*Directions for this task:*
Say how many lines hold the string "zdecydowanie", and nothing more.

*Provided data:*
_ _ _ _ _ _ _

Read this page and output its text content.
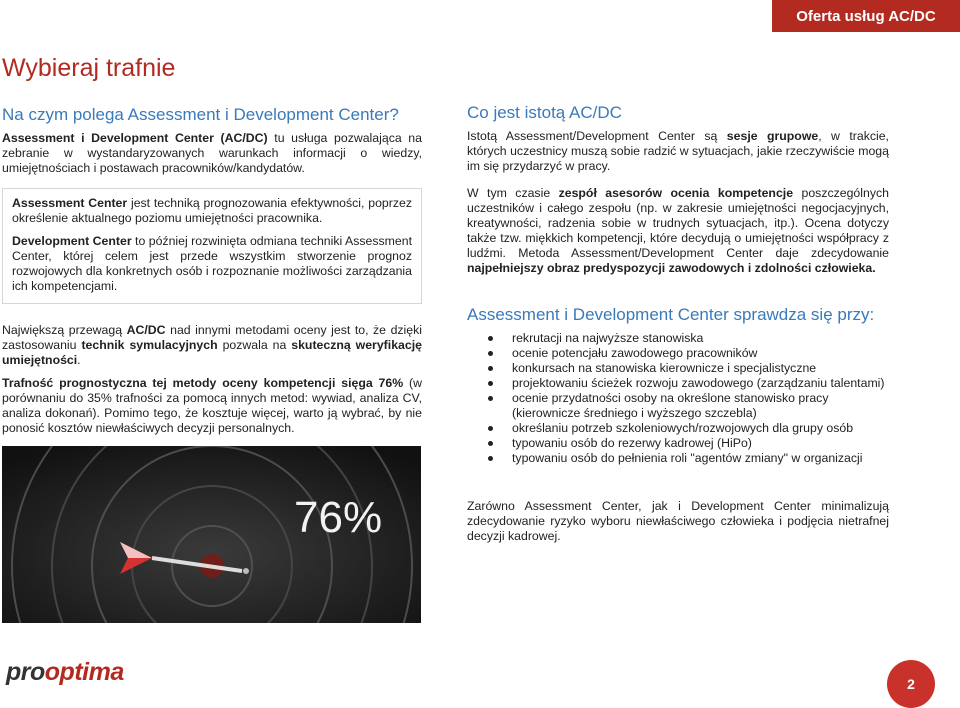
Oferta usług AC/DC
Wybieraj trafnie
Na czym polega Assessment i Development Center?

Assessment i Development Center (AC/DC) tu usługa pozwalająca na zebranie w wystandaryzowanych warunkach informacji o wiedzy, umiejętnościach i postawach pracowników/kandydatów.

Assessment Center jest techniką prognozowania efektywności, poprzez określenie aktualnego poziomu umiejętności pracownika.

Development Center to później rozwinięta odmiana techniki Assessment Center, której celem jest przede wszystkim stworzenie prognoz rozwojowych dla konkretnych osób i rozpoznanie możliwości zarządzania ich kompetencjami.

Największą przewagą AC/DC nad innymi metodami oceny jest to, że dzięki zastosowaniu technik symulacyjnych pozwala na skuteczną weryfikację umiejętności.

Trafność prognostyczna tej metody oceny kompetencji sięga 76% (w porównaniu do 35% trafności za pomocą innych metod: wywiad, analiza CV, analiza dokonań). Pomimo tego, że kosztuje więcej, warto ją wybrać, by nie ponosić kosztów niewłaściwych decyzji personalnych.

76%
Co jest istotą AC/DC

Istotą Assessment/Development Center są sesje grupowe, w trakcie, których uczestnicy muszą sobie radzić w sytuacjach, jakie rzeczywiście mogą im się przydarzyć w pracy.

W tym czasie zespół asesorów ocenia kompetencje poszczególnych uczestników i całego zespołu (np. w zakresie umiejętności negocjacyjnych, kreatywności, radzenia sobie w trudnych sytuacjach, itp.). Ocena dotyczy także tzw. miękkich kompetencji, które decydują o umiejętności współpracy z ludźmi. Metoda Assessment/Development Center daje zdecydowanie najpełniejszy obraz predyspozycji zawodowych i zdolności człowieka.

Assessment i Development Center sprawdza się przy:
rekrutacji na najwyższe stanowiska
ocenie potencjału zawodowego pracowników
konkursach na stanowiska kierownicze i specjalistyczne
projektowaniu ścieżek rozwoju zawodowego (zarządzaniu talentami)
ocenie przydatności osoby na określone stanowisko pracy (kierownicze średniego i wyższego szczebla)
określaniu potrzeb szkoleniowych/rozwojowych dla grupy osób
typowaniu osób do rezerwy kadrowej (HiPo)
typowaniu osób do pełnienia roli "agentów zmiany" w organizacji

Zarówno Assessment Center, jak i Development Center minimalizują zdecydowanie ryzyko wyboru niewłaściwego człowieka i podjęcia nietrafnej decyzji kadrowej.

prooptima	2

_ _ _ _ _ _ _

*Written response:*
2